* Instructions for the task *
Reproduce all of the data exactly, with no line skipped.
►
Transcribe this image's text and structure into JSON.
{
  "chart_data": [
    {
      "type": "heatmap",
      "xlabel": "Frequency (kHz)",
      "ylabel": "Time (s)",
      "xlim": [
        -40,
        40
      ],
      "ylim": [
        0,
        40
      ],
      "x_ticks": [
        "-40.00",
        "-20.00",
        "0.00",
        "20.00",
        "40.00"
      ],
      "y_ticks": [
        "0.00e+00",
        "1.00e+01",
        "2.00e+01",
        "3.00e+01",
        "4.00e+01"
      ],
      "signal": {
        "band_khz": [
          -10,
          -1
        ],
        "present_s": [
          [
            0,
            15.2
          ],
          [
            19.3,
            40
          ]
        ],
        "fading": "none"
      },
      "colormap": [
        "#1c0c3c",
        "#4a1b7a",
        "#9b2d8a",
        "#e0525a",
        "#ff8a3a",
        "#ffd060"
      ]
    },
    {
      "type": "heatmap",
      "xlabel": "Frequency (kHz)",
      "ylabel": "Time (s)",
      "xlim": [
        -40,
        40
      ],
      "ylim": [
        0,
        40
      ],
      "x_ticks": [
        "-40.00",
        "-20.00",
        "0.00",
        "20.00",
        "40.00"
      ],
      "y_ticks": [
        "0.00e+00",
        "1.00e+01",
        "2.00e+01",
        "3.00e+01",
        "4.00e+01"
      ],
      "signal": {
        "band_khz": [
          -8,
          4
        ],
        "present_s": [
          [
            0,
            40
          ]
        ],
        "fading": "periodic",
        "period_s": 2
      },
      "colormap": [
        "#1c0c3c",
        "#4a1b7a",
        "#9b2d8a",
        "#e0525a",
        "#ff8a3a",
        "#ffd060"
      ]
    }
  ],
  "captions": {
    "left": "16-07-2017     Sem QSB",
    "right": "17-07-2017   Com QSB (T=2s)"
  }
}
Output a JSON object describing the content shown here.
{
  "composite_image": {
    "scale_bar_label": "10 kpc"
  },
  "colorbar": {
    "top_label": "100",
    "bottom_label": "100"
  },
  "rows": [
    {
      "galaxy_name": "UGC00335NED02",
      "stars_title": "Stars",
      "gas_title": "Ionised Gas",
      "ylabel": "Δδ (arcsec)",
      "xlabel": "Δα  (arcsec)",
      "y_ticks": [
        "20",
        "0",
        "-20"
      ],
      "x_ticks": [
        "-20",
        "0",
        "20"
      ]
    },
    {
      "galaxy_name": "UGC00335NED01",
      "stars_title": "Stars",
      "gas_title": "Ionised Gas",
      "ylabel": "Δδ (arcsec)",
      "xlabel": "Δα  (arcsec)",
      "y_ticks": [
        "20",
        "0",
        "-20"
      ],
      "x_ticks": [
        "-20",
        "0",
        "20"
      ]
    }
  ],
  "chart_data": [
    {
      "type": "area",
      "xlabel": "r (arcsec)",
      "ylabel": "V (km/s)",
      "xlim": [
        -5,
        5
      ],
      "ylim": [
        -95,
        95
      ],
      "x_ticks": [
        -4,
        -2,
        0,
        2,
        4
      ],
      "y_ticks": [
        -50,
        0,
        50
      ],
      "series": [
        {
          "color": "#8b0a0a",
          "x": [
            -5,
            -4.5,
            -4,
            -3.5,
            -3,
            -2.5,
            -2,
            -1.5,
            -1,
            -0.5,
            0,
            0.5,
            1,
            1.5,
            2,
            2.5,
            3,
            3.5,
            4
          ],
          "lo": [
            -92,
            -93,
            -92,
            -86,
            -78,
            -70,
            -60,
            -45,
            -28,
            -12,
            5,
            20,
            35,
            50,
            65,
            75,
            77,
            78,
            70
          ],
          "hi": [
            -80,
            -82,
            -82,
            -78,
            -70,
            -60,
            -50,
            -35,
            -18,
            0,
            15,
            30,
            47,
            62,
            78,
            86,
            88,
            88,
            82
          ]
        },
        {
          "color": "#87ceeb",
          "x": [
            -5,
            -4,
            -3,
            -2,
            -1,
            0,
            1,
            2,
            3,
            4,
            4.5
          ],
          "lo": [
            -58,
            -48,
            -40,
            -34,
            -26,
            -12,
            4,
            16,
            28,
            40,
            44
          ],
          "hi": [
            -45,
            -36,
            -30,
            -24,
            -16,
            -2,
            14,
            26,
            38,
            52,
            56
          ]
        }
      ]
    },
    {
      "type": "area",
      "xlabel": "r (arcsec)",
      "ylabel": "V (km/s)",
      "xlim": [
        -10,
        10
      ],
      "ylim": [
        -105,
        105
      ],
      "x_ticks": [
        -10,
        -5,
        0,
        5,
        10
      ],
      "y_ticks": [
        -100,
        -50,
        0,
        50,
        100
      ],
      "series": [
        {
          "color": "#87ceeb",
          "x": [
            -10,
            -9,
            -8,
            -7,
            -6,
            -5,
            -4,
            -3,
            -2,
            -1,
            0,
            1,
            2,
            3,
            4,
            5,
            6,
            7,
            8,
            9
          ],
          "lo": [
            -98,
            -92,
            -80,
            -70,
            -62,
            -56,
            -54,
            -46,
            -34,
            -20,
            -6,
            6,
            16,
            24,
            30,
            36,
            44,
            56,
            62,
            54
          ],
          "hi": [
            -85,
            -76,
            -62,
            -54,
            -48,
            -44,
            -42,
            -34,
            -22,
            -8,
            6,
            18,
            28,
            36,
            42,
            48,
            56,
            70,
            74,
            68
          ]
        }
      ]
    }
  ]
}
◄
* Solution below *
Transcribe this image's text and structure into JSON.
{
  "chart_data": [
    {
      "type": "heatmap",
      "xlabel": "Frequency (kHz)",
      "ylabel": "Time (s)",
      "xlim": [
        -40,
        40
      ],
      "ylim": [
        0,
        40
      ],
      "x_ticks": [
        "-40.00",
        "-20.00",
        "0.00",
        "20.00",
        "40.00"
      ],
      "y_ticks": [
        "0.00e+00",
        "1.00e+01",
        "2.00e+01",
        "3.00e+01",
        "4.00e+01"
      ],
      "signal": {
        "band_khz": [
          -10,
          -1
        ],
        "present_s": [
          [
            0,
            15.2
          ],
          [
            19.3,
            40
          ]
        ],
        "fading": "none"
      },
      "colormap": [
        "#1c0c3c",
        "#4a1b7a",
        "#9b2d8a",
        "#e0525a",
        "#ff8a3a",
        "#ffd060"
      ]
    },
    {
      "type": "heatmap",
      "xlabel": "Frequency (kHz)",
      "ylabel": "Time (s)",
      "xlim": [
        -40,
        40
      ],
      "ylim": [
        0,
        40
      ],
      "x_ticks": [
        "-40.00",
        "-20.00",
        "0.00",
        "20.00",
        "40.00"
      ],
      "y_ticks": [
        "0.00e+00",
        "1.00e+01",
        "2.00e+01",
        "3.00e+01",
        "4.00e+01"
      ],
      "signal": {
        "band_khz": [
          -8,
          4
        ],
        "present_s": [
          [
            0,
            40
          ]
        ],
        "fading": "periodic",
        "period_s": 2
      },
      "colormap": [
        "#1c0c3c",
        "#4a1b7a",
        "#9b2d8a",
        "#e0525a",
        "#ff8a3a",
        "#ffd060"
      ]
    }
  ],
  "captions": {
    "left": "16-07-2017     Sem QSB",
    "right": "17-07-2017   Com QSB (T=2s)"
  }
}
Output a JSON object describing the content shown here.
{
  "composite_image": {
    "scale_bar_label": "10 kpc"
  },
  "colorbar": {
    "top_label": "100",
    "bottom_label": "100"
  },
  "rows": [
    {
      "galaxy_name": "UGC00335NED02",
      "stars_title": "Stars",
      "gas_title": "Ionised Gas",
      "ylabel": "Δδ (arcsec)",
      "xlabel": "Δα  (arcsec)",
      "y_ticks": [
        "20",
        "0",
        "-20"
      ],
      "x_ticks": [
        "-20",
        "0",
        "20"
      ]
    },
    {
      "galaxy_name": "UGC00335NED01",
      "stars_title": "Stars",
      "gas_title": "Ionised Gas",
      "ylabel": "Δδ (arcsec)",
      "xlabel": "Δα  (arcsec)",
      "y_ticks": [
        "20",
        "0",
        "-20"
      ],
      "x_ticks": [
        "-20",
        "0",
        "20"
      ]
    }
  ],
  "chart_data": [
    {
      "type": "area",
      "xlabel": "r (arcsec)",
      "ylabel": "V (km/s)",
      "xlim": [
        -5,
        5
      ],
      "ylim": [
        -95,
        95
      ],
      "x_ticks": [
        -4,
        -2,
        0,
        2,
        4
      ],
      "y_ticks": [
        -50,
        0,
        50
      ],
      "series": [
        {
          "color": "#8b0a0a",
          "x": [
            -5,
            -4.5,
            -4,
            -3.5,
            -3,
            -2.5,
            -2,
            -1.5,
            -1,
            -0.5,
            0,
            0.5,
            1,
            1.5,
            2,
            2.5,
            3,
            3.5,
            4
          ],
          "lo": [
            -92,
            -93,
            -92,
            -86,
            -78,
            -70,
            -60,
            -45,
            -28,
            -12,
            5,
            20,
            35,
            50,
            65,
            75,
            77,
            78,
            70
          ],
          "hi": [
            -80,
            -82,
            -82,
            -78,
            -70,
            -60,
            -50,
            -35,
            -18,
            0,
            15,
            30,
            47,
            62,
            78,
            86,
            88,
            88,
            82
          ]
        },
        {
          "color": "#87ceeb",
          "x": [
            -5,
            -4,
            -3,
            -2,
            -1,
            0,
            1,
            2,
            3,
            4,
            4.5
          ],
          "lo": [
            -58,
            -48,
            -40,
            -34,
            -26,
            -12,
            4,
            16,
            28,
            40,
            44
          ],
          "hi": [
            -45,
            -36,
            -30,
            -24,
            -16,
            -2,
            14,
            26,
            38,
            52,
            56
          ]
        }
      ]
    },
    {
      "type": "area",
      "xlabel": "r (arcsec)",
      "ylabel": "V (km/s)",
      "xlim": [
        -10,
        10
      ],
      "ylim": [
        -105,
        105
      ],
      "x_ticks": [
        -10,
        -5,
        0,
        5,
        10
      ],
      "y_ticks": [
        -100,
        -50,
        0,
        50,
        100
      ],
      "series": [
        {
          "color": "#87ceeb",
          "x": [
            -10,
            -9,
            -8,
            -7,
            -6,
            -5,
            -4,
            -3,
            -2,
            -1,
            0,
            1,
            2,
            3,
            4,
            5,
            6,
            7,
            8,
            9
          ],
          "lo": [
            -98,
            -92,
            -80,
            -70,
            -62,
            -56,
            -54,
            -46,
            -34,
            -20,
            -6,
            6,
            16,
            24,
            30,
            36,
            44,
            56,
            62,
            54
          ],
          "hi": [
            -85,
            -76,
            -62,
            -54,
            -48,
            -44,
            -42,
            -34,
            -22,
            -8,
            6,
            18,
            28,
            36,
            42,
            48,
            56,
            70,
            74,
            68
          ]
        }
      ]
    }
  ]
}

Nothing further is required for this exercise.